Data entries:
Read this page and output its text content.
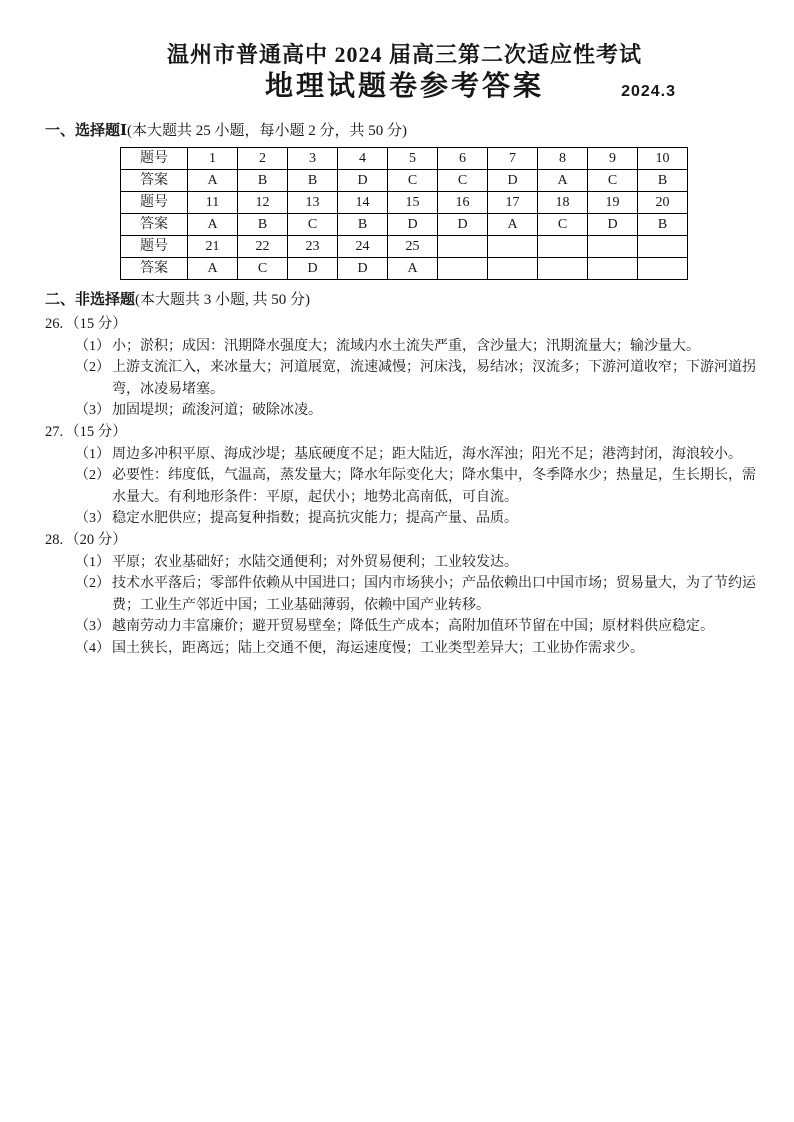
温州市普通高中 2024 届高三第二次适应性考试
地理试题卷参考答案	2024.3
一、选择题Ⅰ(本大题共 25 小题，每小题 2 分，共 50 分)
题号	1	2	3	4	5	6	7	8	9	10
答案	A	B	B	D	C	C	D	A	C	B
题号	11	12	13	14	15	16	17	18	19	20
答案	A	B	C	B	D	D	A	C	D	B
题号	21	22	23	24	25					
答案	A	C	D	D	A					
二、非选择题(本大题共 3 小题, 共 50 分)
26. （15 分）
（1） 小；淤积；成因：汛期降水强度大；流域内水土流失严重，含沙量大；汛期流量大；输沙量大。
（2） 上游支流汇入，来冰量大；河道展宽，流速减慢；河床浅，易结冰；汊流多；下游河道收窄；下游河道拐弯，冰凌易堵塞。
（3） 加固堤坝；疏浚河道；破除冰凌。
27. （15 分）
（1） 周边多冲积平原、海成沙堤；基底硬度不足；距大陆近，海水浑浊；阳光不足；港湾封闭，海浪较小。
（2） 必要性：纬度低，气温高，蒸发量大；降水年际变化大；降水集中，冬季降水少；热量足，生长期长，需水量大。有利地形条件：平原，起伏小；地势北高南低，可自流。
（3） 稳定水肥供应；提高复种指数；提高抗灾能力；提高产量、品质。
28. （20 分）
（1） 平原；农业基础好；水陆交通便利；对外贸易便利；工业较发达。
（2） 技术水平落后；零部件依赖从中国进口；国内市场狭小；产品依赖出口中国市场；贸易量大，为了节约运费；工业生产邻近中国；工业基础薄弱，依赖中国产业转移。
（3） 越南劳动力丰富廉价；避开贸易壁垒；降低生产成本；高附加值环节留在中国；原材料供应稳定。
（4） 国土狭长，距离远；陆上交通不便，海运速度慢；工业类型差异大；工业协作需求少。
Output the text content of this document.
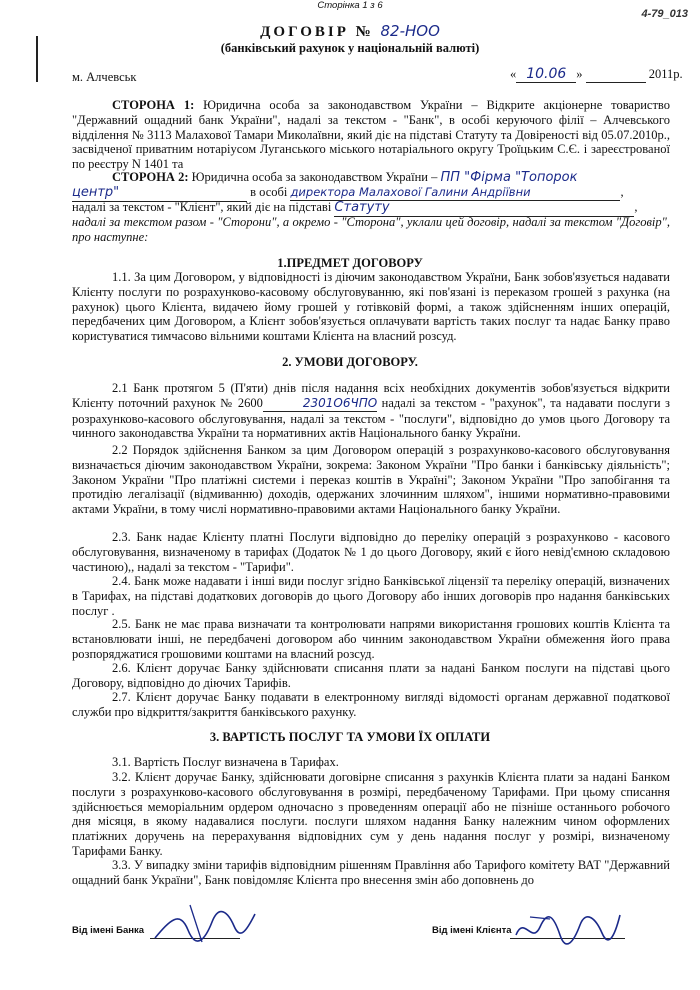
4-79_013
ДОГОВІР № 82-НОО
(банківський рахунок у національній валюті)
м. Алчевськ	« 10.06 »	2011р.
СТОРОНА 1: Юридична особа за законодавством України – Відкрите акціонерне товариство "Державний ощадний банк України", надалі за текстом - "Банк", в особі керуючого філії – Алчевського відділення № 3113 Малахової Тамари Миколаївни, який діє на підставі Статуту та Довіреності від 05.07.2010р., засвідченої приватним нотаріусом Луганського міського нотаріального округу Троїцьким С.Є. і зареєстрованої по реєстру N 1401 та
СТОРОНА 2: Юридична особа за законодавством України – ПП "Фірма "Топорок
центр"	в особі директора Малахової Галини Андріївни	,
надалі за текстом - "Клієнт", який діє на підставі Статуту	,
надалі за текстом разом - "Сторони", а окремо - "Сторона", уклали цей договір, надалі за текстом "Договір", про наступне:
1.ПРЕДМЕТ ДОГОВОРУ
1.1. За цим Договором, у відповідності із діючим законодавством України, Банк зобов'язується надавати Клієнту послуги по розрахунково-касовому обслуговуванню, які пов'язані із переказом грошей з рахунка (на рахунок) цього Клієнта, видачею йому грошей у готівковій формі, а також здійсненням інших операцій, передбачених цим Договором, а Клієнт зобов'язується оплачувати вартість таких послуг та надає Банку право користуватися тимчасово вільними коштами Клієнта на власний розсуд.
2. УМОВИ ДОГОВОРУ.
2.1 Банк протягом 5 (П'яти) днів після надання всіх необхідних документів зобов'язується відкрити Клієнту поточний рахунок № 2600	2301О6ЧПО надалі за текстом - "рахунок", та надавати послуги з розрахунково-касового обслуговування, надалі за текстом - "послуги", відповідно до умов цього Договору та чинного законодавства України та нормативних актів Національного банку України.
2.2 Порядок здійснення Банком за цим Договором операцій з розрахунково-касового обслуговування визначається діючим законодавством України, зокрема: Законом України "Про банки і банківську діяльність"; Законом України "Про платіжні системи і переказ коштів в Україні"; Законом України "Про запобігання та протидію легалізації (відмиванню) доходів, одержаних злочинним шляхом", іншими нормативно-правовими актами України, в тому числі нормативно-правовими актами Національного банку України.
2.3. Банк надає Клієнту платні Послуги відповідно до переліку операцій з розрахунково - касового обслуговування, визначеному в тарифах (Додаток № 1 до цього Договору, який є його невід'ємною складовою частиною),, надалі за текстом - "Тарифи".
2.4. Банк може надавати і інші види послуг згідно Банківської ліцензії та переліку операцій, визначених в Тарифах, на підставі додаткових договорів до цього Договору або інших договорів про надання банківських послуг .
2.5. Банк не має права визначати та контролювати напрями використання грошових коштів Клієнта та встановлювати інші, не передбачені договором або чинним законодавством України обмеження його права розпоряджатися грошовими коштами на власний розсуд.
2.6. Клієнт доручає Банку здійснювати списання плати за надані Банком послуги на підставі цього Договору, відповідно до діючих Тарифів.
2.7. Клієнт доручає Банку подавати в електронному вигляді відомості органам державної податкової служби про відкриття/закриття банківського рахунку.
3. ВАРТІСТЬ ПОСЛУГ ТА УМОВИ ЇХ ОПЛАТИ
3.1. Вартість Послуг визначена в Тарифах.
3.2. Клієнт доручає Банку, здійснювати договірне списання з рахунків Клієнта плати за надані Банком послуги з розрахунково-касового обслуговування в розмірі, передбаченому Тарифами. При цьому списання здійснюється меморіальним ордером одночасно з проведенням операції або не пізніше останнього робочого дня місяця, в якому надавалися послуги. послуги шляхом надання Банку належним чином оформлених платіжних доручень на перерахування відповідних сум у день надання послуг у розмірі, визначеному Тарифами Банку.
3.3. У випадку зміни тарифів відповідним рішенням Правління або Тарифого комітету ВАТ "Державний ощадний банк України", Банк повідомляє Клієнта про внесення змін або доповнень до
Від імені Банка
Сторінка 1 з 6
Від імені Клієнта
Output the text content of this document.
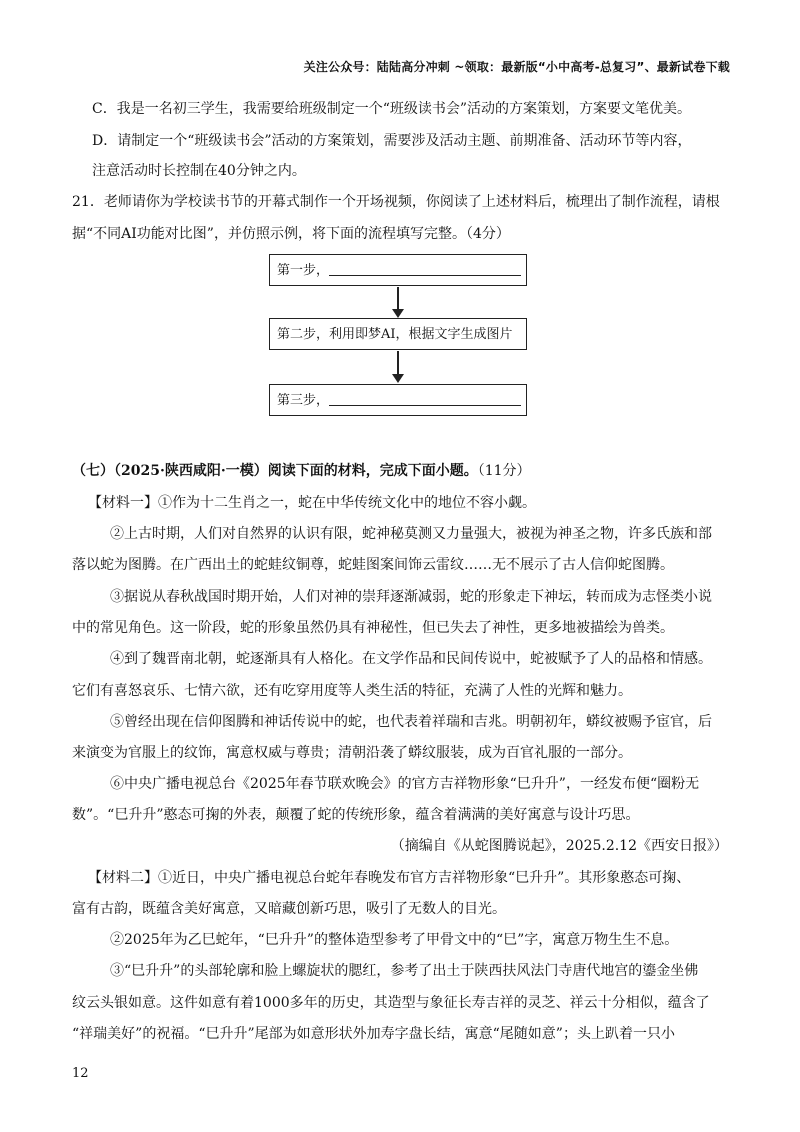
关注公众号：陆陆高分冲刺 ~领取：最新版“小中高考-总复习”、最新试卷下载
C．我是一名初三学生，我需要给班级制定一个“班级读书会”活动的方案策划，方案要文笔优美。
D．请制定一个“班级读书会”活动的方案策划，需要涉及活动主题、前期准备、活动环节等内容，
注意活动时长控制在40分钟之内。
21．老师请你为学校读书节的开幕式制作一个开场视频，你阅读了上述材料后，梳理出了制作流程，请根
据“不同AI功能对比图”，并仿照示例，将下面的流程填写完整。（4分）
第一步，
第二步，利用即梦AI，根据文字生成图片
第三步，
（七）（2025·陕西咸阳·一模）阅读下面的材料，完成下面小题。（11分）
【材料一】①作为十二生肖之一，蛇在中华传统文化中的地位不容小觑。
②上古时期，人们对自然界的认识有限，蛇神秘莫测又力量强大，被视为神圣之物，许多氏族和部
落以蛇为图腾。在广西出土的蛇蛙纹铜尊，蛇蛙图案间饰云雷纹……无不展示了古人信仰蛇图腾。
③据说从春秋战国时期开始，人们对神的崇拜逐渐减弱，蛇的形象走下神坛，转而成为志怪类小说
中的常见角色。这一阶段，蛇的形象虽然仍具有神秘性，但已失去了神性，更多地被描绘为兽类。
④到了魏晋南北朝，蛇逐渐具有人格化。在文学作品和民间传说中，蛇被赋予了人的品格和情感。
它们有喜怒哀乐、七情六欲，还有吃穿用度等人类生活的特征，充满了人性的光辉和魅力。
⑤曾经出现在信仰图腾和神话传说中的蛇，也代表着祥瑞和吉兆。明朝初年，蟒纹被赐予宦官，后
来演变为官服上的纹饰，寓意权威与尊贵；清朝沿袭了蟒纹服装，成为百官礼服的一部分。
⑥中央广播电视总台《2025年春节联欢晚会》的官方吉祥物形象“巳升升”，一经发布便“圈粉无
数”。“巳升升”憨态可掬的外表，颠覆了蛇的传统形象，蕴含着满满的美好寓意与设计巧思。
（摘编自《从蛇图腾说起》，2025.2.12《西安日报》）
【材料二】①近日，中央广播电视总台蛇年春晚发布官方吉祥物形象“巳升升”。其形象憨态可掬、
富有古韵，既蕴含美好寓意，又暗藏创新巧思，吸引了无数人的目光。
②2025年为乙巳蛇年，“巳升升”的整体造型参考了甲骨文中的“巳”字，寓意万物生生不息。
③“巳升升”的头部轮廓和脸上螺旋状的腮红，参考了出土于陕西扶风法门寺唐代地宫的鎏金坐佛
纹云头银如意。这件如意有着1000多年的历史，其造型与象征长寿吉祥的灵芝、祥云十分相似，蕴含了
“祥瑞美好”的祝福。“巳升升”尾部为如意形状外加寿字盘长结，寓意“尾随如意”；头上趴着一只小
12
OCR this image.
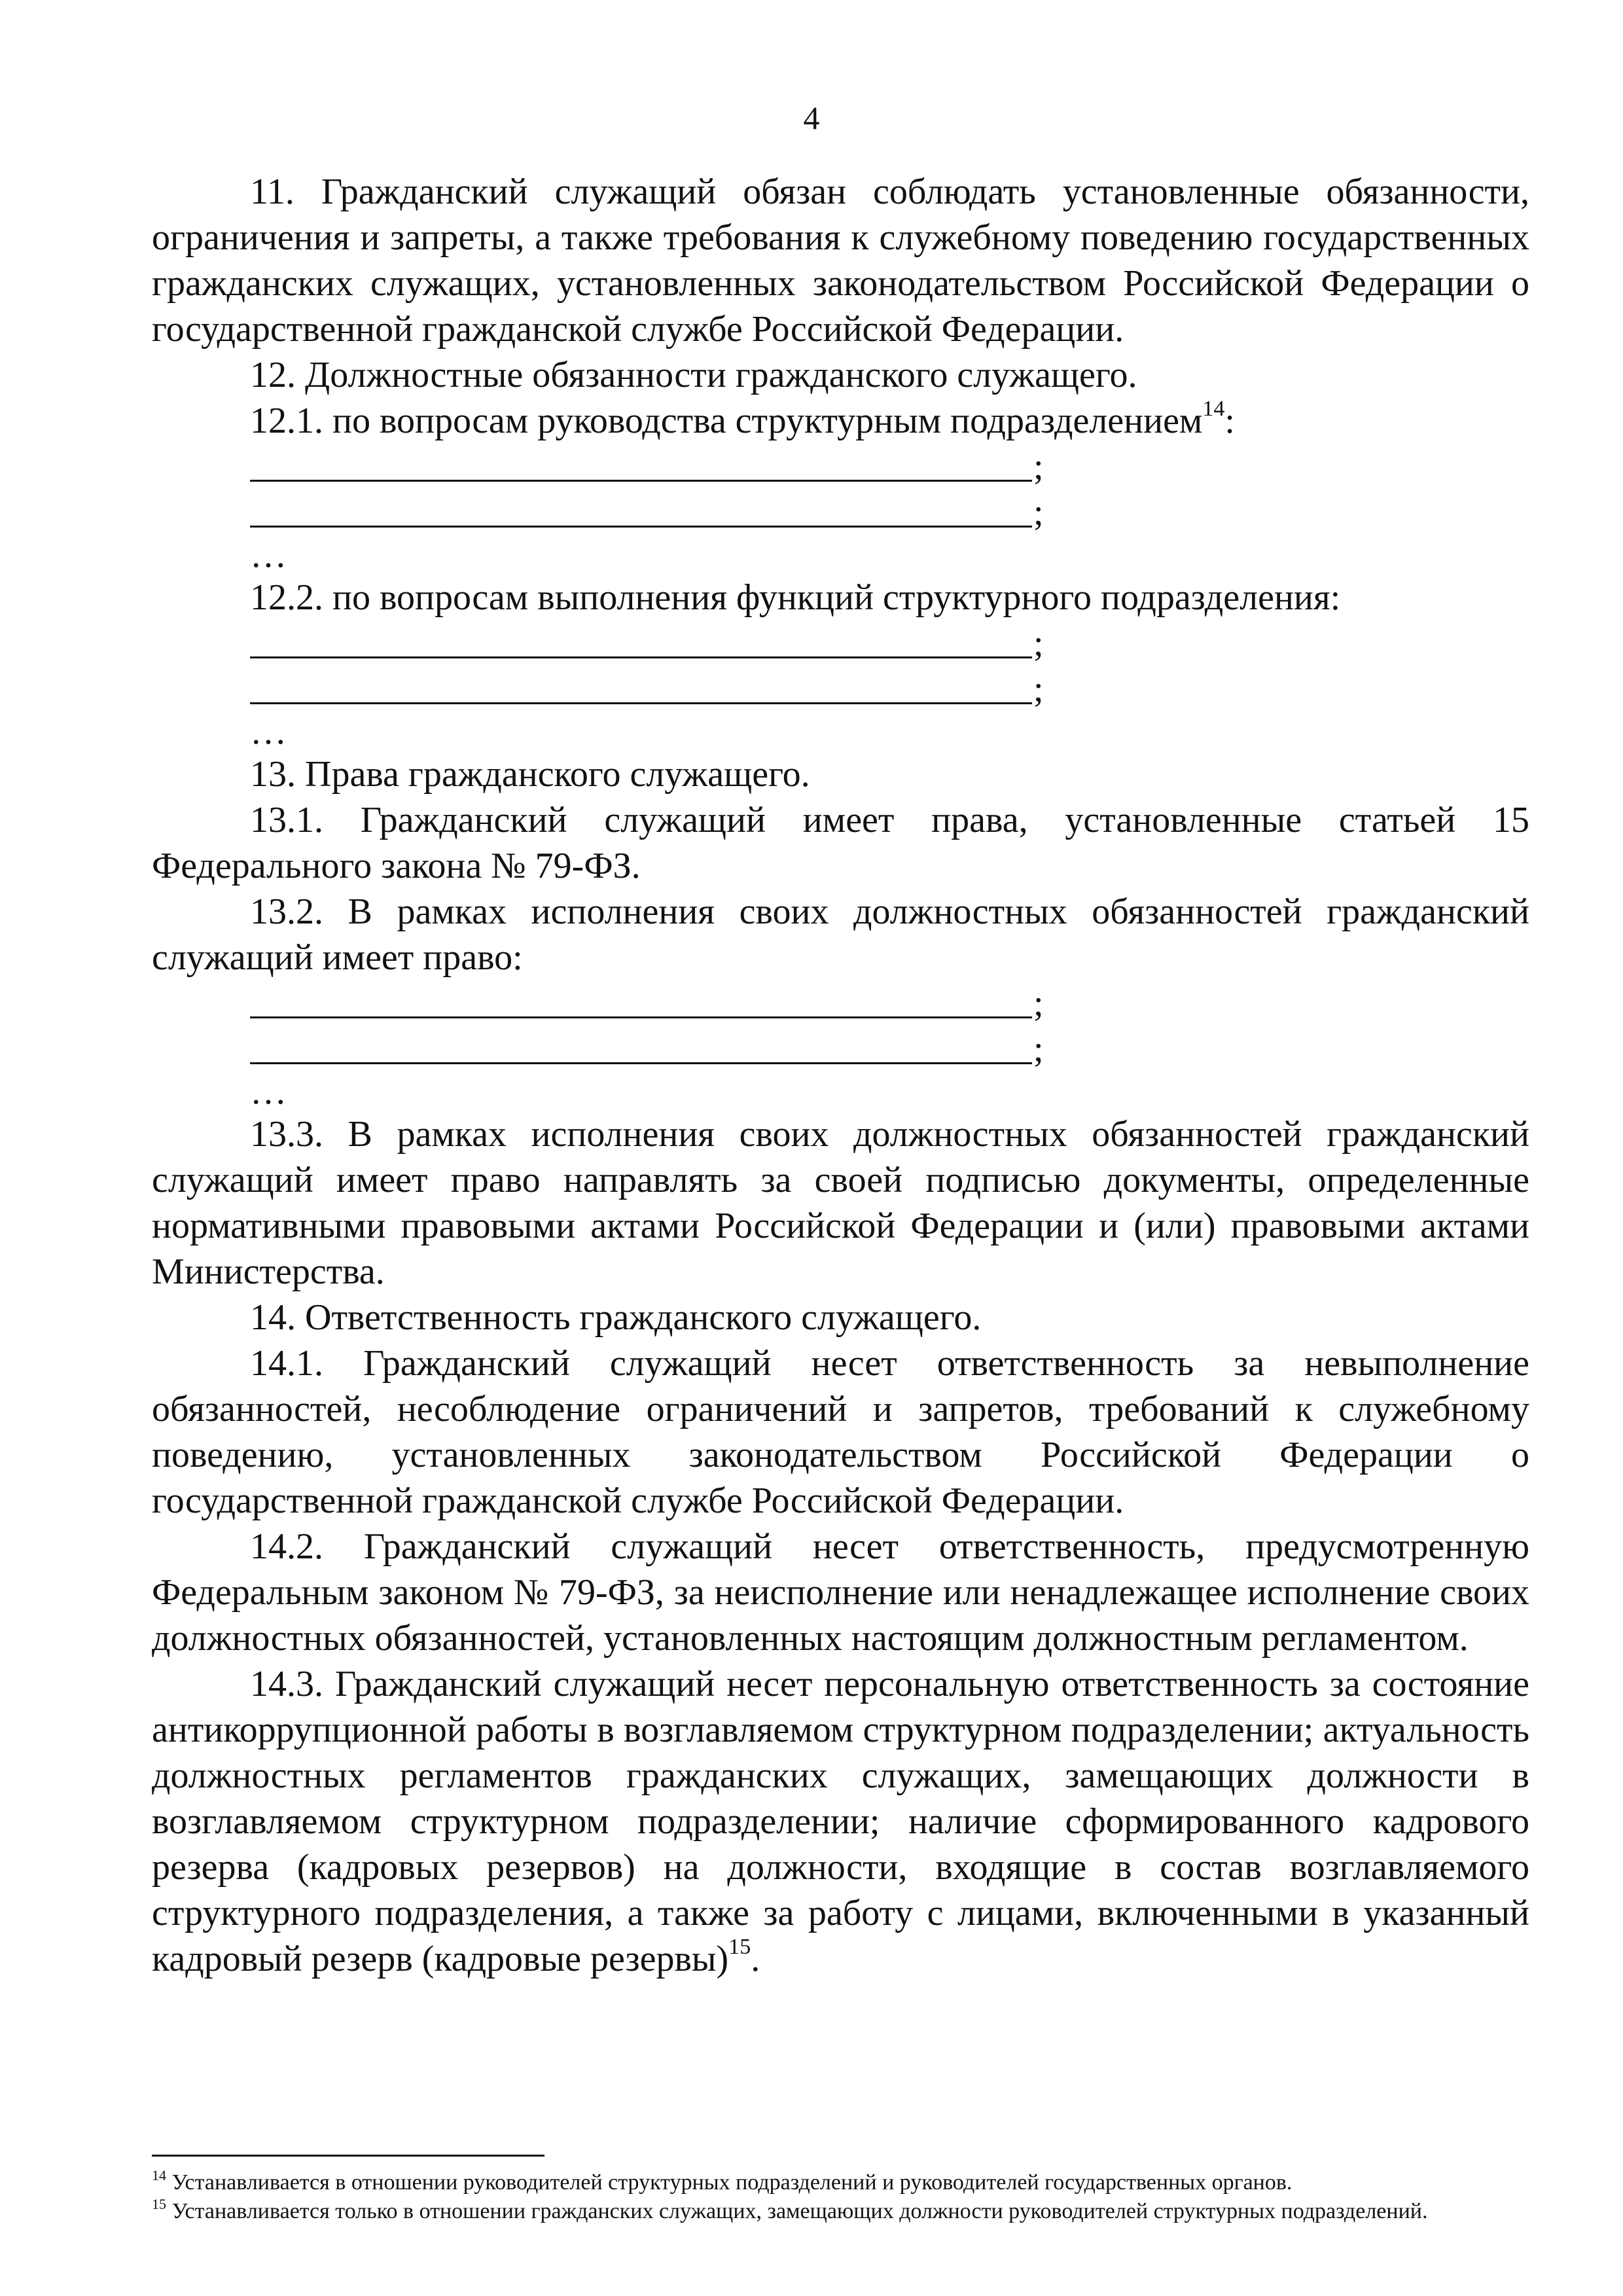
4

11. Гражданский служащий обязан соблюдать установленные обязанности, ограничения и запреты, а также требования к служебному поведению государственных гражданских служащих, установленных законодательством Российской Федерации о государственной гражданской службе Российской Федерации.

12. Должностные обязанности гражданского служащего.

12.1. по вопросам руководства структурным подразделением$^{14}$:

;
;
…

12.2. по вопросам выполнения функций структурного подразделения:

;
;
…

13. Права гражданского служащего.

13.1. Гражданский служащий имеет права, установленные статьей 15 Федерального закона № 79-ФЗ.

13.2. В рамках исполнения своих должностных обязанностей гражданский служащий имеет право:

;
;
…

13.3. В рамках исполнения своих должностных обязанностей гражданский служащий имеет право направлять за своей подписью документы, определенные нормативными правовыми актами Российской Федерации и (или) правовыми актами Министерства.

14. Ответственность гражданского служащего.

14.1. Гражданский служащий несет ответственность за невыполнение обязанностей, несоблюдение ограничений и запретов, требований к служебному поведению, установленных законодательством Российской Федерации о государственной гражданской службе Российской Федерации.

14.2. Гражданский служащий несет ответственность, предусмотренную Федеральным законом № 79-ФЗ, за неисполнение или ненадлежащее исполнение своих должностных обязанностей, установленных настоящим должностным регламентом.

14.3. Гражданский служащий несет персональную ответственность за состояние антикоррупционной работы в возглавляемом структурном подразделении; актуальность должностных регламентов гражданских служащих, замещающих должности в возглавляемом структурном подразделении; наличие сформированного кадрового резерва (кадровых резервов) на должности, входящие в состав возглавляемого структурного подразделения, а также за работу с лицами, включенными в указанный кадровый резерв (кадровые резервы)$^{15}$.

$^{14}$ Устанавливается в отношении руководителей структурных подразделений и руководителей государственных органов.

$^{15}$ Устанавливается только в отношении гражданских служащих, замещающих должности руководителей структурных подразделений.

Task: Find the word "руководителей" in the material, then list each line that holds it.

The response:
$^{14}$ Устанавливается в отношении руководителей структурных подразделений и руководителей государственных органов.
$^{15}$ Устанавливается только в отношении гражданских служащих, замещающих должности руководителей структурных подразделений.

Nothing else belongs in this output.